> _Brief a_
Reproduce the full text of reviewer comments and replies on pasture measurement word for word.

> _Text segment_
━━━
3. line 261 If "the goodness of fit of the ascending tome meter is greater for ryegrass compared to kikuyu and stargrass as your hypothesis suggests because of the prediction equations developed with ryegrass", then this predisposes your results to a basis of comparison that is inconsistent; as it is more accurate for ryegrass and less accurate for kikuyu and stargrass. In this case we refer to the equations developed in the study based on the average intercepts and slopes from the linear regressions of Botanal (Table 4).
4. line 285 Please give other reasons why you chose the equation you used. Although <<other equations are specific for months or seasons in temperate New Zealand conditions>> or <<added an additional difficulty of choosing a calibration equation>>, how appropriate is the one you used for the pastures being evaluated? We appreciate this comment. We totally acknowledge that the choice of the equation is debatable. We used the “factory default” equation as it is the one that comprises a set of six months (April through September) of pasture growth. We have included this detail in the discussion (lines 297–300).
5. line 329 To eliminate the effect of this type of "variation" in your analysis, comparison indicators (such as r2) should be studied on the results obtained per evaluated station, i.e., these comparisons will be made per pasture and not between pastures. In addition, it would be important to indicate the geographic distance between the 3 evaluated pastures (from each other) in the study area, to get an idea of these variation factors and any other influencing indices you propose in the discussion. We have edited this section to explain that even though the three farms were in the same region, the elevation gradients influenced the response as it was evident with the difference in regrowth periods (lines 346–351).
━━━
Spatial annotation entries:
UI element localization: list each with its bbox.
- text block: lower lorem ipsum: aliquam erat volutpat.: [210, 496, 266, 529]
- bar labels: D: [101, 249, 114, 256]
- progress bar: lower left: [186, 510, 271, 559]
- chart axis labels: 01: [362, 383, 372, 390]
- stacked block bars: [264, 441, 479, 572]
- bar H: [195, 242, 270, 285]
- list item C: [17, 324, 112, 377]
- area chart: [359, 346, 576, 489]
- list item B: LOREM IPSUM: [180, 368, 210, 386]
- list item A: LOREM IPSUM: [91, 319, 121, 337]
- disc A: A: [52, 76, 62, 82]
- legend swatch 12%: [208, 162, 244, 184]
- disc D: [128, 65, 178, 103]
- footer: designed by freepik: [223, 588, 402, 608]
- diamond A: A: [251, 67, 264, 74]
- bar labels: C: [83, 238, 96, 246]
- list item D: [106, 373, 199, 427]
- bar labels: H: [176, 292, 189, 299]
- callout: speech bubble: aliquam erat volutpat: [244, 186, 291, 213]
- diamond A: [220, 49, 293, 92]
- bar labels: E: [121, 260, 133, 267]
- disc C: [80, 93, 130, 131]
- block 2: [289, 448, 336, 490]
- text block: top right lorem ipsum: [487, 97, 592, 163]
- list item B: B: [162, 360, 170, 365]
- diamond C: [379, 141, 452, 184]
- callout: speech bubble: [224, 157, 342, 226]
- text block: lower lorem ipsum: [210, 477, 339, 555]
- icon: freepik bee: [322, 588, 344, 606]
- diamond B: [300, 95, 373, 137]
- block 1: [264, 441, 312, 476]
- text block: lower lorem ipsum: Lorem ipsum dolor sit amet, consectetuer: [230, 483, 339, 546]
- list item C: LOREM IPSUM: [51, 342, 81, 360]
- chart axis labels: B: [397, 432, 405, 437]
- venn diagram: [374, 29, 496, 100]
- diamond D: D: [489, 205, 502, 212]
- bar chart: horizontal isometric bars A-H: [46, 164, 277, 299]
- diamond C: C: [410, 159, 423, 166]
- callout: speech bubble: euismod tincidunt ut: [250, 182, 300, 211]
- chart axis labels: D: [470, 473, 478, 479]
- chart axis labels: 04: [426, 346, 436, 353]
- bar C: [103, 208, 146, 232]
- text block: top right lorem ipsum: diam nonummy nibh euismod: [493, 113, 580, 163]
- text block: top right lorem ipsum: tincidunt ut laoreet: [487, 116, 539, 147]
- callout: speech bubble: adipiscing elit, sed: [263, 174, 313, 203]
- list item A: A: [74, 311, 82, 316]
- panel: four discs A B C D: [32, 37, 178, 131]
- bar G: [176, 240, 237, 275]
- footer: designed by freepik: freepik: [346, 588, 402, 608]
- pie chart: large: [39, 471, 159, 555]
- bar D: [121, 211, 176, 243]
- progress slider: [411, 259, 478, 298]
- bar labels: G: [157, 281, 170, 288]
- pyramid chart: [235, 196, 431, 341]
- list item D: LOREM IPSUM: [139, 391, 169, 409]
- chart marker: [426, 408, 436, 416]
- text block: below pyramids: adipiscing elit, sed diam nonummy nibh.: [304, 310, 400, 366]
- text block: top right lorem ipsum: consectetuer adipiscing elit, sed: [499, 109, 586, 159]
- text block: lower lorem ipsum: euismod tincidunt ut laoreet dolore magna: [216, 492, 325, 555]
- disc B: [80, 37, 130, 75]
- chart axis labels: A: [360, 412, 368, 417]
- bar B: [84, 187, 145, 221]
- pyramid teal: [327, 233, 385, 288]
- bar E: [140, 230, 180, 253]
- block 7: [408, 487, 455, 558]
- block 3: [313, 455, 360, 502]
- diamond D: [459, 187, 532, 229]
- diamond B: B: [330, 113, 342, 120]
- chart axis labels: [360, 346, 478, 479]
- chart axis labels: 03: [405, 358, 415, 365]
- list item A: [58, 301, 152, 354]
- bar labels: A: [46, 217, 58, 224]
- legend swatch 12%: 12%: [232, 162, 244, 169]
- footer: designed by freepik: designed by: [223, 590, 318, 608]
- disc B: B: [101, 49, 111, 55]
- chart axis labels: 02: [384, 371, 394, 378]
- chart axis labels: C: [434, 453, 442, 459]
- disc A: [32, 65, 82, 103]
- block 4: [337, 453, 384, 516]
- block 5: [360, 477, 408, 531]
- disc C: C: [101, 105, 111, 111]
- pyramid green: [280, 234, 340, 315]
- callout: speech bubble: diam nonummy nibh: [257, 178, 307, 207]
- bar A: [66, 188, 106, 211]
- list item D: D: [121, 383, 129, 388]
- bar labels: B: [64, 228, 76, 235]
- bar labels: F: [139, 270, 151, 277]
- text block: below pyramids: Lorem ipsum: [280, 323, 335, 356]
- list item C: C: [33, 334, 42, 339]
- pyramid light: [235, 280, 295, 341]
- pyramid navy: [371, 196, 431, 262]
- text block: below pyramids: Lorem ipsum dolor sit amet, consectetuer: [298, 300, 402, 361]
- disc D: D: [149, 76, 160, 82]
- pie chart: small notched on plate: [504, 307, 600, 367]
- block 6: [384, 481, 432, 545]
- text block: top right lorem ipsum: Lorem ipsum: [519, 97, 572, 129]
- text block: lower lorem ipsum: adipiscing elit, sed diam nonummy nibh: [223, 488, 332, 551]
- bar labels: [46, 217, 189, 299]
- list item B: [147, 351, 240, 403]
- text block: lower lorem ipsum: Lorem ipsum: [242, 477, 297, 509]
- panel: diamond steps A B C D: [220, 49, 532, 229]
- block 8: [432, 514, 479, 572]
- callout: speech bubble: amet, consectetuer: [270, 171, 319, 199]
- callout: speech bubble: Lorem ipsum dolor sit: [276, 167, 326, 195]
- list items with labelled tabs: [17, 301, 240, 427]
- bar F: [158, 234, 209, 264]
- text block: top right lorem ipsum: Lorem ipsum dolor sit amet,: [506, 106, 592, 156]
━━━
> _Brief b_
Select every line of the entries that contains the string "footer", matching case exactly.

> _Response a_
3. line 261 If "the goodness of fit of the ascending tome meter is greater for ryegrass compared to kikuyu and stargrass as your hypothesis suggests because of the prediction equations developed with ryegrass", then this predisposes your results to a basis of comparison that is inconsistent; as it is more accurate for ryegrass and less accurate for kikuyu and stargrass. In this case we refer to the equations developed in the study based on the average intercepts and slopes from the linear regressions of Botanal (Table 4).
4. line 285 Please give other reasons why you chose the equation you used. Although <<other equations are specific for months or seasons in temperate New Zealand conditions>> or <<added an additional difficulty of choosing a calibration equation>>, how appropriate is the one you used for the pastures being evaluated? We appreciate this comment. We totally acknowledge that the choice of the equation is debatable. We used the “factory default” equation as it is the one that comprises a set of six months (April through September) of pasture growth. We have included this detail in the discussion (lines 297–300).
5. line 329 To eliminate the effect of this type of "variation" in your analysis, comparison indicators (such as r2) should be studied on the results obtained per evaluated station, i.e., these comparisons will be made per pasture and not between pastures. In addition, it would be important to indicate the geographic distance between the 3 evaluated pastures (from each other) in the study area, to get an idea of these variation factors and any other influencing indices you propose in the discussion. We have edited this section to explain that even though the three farms were in the same region, the elevation gradients influenced the response as it was evident with the difference in regrowth periods (lines 346–351).

> _Response b_
- footer: designed by freepik: [223, 588, 402, 608]
- footer: designed by freepik: freepik: [346, 588, 402, 608]
- footer: designed by freepik: designed by: [223, 590, 318, 608]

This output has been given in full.